§ **Dataset rows about figures**:
● ● ● ● ● ● ●
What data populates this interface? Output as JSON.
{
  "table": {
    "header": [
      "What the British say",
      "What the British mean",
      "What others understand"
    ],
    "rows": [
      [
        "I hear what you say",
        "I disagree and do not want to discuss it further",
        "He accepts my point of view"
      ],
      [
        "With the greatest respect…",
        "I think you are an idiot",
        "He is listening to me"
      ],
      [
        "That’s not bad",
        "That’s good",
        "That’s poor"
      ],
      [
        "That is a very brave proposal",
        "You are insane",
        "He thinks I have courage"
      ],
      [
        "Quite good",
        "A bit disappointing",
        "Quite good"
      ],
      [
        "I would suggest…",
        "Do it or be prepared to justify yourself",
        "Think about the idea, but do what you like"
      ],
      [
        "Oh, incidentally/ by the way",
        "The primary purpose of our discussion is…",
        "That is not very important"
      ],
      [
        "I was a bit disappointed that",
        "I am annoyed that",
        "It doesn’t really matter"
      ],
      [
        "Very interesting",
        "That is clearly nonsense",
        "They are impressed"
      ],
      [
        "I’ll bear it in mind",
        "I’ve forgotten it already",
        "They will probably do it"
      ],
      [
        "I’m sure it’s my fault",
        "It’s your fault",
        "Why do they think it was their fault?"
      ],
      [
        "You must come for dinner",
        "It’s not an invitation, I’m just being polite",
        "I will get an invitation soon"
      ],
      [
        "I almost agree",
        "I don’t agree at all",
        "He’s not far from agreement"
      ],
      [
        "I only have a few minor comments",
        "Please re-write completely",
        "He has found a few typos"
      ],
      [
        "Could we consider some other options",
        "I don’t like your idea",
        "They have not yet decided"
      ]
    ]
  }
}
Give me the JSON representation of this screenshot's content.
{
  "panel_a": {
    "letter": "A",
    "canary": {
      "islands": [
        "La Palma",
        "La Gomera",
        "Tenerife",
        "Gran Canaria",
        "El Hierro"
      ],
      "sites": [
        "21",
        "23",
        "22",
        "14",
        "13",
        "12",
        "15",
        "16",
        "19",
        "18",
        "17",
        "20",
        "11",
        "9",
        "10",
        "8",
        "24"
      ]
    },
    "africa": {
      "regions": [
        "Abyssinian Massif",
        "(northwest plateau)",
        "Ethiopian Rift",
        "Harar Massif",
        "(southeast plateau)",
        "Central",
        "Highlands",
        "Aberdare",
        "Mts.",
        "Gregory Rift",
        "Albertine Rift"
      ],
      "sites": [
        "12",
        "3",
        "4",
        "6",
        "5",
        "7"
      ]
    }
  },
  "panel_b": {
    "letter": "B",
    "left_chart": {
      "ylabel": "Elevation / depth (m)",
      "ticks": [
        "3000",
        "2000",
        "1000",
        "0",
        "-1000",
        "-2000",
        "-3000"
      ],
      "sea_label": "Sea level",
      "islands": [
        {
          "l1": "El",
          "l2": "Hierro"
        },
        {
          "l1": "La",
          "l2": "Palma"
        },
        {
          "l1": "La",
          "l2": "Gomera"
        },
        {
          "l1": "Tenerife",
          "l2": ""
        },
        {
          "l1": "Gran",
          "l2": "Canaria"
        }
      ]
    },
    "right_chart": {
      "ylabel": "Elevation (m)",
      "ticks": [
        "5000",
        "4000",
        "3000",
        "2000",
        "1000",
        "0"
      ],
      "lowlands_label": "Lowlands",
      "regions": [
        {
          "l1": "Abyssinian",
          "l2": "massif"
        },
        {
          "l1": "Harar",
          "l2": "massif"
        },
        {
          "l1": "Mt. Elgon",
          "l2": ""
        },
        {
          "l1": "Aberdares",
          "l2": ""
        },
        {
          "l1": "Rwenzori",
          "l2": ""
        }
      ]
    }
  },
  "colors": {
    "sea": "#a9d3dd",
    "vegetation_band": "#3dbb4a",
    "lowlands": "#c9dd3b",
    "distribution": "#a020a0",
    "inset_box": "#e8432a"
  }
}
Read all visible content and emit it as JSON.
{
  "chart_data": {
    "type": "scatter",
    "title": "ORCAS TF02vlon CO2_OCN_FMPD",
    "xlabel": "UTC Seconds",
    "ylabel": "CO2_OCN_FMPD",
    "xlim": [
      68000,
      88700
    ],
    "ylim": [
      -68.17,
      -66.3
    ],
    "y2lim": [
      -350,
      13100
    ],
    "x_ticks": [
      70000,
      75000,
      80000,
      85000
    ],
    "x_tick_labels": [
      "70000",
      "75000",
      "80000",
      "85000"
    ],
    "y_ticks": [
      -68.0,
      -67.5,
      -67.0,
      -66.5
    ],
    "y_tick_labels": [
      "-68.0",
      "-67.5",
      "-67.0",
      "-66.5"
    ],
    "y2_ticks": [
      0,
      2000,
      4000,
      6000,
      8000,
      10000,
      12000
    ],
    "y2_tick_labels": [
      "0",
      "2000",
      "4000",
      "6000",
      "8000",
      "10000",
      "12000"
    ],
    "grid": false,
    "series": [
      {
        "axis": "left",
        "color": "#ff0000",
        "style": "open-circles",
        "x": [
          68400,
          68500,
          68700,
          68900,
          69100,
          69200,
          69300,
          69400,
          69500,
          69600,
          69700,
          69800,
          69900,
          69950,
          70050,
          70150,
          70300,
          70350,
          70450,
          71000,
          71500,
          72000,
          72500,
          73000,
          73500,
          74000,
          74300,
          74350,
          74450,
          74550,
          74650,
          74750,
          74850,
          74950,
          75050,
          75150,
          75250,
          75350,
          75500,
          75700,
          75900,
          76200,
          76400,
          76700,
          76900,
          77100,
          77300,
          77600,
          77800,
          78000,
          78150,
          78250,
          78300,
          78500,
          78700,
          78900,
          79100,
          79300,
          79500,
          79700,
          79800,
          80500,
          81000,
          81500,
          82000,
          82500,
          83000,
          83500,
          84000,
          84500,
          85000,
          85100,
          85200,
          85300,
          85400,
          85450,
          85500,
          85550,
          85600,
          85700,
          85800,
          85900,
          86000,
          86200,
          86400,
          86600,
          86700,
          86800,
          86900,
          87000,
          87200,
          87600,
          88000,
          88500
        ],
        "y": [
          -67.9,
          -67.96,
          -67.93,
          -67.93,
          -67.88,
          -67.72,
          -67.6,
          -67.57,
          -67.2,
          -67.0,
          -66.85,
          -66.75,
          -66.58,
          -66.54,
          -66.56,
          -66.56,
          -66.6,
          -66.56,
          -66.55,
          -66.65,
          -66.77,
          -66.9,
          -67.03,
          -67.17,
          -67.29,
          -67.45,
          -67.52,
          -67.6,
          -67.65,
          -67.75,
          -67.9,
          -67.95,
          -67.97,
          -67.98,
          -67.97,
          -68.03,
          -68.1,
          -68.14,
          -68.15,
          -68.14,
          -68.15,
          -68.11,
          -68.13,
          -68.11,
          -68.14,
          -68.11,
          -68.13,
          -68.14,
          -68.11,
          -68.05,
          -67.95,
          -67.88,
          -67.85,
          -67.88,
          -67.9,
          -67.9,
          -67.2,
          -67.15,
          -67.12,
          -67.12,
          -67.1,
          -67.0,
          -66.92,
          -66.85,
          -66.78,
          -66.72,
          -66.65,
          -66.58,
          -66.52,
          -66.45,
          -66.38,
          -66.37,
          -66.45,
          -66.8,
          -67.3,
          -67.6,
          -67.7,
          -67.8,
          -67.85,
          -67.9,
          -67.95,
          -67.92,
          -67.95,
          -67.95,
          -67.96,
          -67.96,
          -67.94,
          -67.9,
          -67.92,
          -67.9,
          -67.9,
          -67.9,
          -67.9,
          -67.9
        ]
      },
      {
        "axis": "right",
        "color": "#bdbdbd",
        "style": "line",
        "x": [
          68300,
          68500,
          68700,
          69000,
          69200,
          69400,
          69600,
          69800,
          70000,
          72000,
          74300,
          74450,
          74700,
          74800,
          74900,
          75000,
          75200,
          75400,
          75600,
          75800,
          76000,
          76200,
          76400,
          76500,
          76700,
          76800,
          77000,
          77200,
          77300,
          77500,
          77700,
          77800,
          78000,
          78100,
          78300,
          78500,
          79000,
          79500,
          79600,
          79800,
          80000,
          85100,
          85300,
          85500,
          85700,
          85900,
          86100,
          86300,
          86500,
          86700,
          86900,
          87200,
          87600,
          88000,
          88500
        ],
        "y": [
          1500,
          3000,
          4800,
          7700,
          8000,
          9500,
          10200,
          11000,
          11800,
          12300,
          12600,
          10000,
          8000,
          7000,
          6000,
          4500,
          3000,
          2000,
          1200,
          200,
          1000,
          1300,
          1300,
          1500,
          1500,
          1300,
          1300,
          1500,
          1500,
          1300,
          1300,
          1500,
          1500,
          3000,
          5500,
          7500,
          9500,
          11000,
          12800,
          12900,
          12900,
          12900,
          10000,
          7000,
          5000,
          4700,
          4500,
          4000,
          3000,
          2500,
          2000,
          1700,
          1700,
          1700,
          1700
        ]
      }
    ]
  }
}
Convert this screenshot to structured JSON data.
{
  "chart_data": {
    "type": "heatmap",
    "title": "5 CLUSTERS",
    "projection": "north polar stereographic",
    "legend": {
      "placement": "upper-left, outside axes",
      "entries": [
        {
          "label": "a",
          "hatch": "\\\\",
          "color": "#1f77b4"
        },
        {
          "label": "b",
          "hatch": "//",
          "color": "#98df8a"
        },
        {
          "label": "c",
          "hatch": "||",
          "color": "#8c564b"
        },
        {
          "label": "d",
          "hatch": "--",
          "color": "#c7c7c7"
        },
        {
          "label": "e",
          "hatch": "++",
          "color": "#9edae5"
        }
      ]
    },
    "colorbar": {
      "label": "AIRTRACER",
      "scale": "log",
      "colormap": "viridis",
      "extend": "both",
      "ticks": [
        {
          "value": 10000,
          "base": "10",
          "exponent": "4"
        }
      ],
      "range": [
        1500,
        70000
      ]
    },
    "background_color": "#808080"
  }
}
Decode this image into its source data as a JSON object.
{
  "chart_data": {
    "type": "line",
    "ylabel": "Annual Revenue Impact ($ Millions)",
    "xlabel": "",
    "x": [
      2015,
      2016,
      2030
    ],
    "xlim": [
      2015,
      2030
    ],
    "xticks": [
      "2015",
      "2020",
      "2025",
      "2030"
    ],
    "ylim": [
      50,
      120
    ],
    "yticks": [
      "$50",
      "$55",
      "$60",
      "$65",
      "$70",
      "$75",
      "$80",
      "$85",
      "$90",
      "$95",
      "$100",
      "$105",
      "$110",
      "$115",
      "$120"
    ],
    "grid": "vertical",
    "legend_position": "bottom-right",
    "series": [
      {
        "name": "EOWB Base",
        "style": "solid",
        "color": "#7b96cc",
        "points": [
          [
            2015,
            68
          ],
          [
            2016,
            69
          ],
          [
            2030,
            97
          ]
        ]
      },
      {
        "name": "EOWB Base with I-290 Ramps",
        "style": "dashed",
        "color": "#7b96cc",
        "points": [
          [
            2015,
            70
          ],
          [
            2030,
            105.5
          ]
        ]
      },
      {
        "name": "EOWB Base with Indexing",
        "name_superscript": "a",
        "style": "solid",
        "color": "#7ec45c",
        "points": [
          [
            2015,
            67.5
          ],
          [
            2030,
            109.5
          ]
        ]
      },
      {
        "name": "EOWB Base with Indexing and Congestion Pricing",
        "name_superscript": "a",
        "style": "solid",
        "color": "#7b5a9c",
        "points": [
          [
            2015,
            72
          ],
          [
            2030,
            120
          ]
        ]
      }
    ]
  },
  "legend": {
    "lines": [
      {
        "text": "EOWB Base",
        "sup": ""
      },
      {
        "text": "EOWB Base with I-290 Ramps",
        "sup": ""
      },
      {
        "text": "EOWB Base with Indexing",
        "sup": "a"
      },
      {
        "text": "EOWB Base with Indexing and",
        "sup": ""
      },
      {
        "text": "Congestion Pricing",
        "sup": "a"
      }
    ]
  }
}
● ● ● ● ● ● ●
§ **Work required**:
Wherever the string "invitation" appears in the entries above, list that line.

§ **Answer to the exercise**:
        "It’s not an invitation, I’m just being polite",
        "I will get an invitation soon"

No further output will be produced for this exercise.